● **Exercise**
Copy out all of the data below with no alterations.

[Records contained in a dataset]
(begin)

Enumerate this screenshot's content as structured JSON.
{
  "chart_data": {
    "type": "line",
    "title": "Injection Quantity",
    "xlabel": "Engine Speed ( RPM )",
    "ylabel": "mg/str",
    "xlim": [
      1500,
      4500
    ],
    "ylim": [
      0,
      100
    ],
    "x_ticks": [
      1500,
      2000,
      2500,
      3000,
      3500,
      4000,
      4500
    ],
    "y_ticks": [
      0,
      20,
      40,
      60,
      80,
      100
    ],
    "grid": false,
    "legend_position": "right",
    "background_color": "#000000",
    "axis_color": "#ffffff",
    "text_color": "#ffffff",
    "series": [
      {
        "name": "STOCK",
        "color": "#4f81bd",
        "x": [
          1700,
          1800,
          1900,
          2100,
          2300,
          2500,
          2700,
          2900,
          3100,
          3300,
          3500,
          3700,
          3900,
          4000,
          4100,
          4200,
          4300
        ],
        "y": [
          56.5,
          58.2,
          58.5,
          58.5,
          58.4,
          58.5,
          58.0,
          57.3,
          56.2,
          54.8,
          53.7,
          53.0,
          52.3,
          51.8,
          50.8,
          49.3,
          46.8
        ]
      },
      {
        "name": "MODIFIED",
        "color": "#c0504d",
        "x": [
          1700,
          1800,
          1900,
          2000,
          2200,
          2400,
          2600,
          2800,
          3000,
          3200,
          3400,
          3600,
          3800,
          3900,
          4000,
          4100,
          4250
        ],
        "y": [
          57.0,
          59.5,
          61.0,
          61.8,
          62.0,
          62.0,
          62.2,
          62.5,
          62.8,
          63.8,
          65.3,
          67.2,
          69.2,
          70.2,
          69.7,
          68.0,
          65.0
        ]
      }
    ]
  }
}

(end)

● **Final result**
Enumerate this screenshot's content as structured JSON.
{
  "chart_data": {
    "type": "line",
    "title": "Injection Quantity",
    "xlabel": "Engine Speed ( RPM )",
    "ylabel": "mg/str",
    "xlim": [
      1500,
      4500
    ],
    "ylim": [
      0,
      100
    ],
    "x_ticks": [
      1500,
      2000,
      2500,
      3000,
      3500,
      4000,
      4500
    ],
    "y_ticks": [
      0,
      20,
      40,
      60,
      80,
      100
    ],
    "grid": false,
    "legend_position": "right",
    "background_color": "#000000",
    "axis_color": "#ffffff",
    "text_color": "#ffffff",
    "series": [
      {
        "name": "STOCK",
        "color": "#4f81bd",
        "x": [
          1700,
          1800,
          1900,
          2100,
          2300,
          2500,
          2700,
          2900,
          3100,
          3300,
          3500,
          3700,
          3900,
          4000,
          4100,
          4200,
          4300
        ],
        "y": [
          56.5,
          58.2,
          58.5,
          58.5,
          58.4,
          58.5,
          58.0,
          57.3,
          56.2,
          54.8,
          53.7,
          53.0,
          52.3,
          51.8,
          50.8,
          49.3,
          46.8
        ]
      },
      {
        "name": "MODIFIED",
        "color": "#c0504d",
        "x": [
          1700,
          1800,
          1900,
          2000,
          2200,
          2400,
          2600,
          2800,
          3000,
          3200,
          3400,
          3600,
          3800,
          3900,
          4000,
          4100,
          4250
        ],
        "y": [
          57.0,
          59.5,
          61.0,
          61.8,
          62.0,
          62.0,
          62.2,
          62.5,
          62.8,
          63.8,
          65.3,
          67.2,
          69.2,
          70.2,
          69.7,
          68.0,
          65.0
        ]
      }
    ]
  }
}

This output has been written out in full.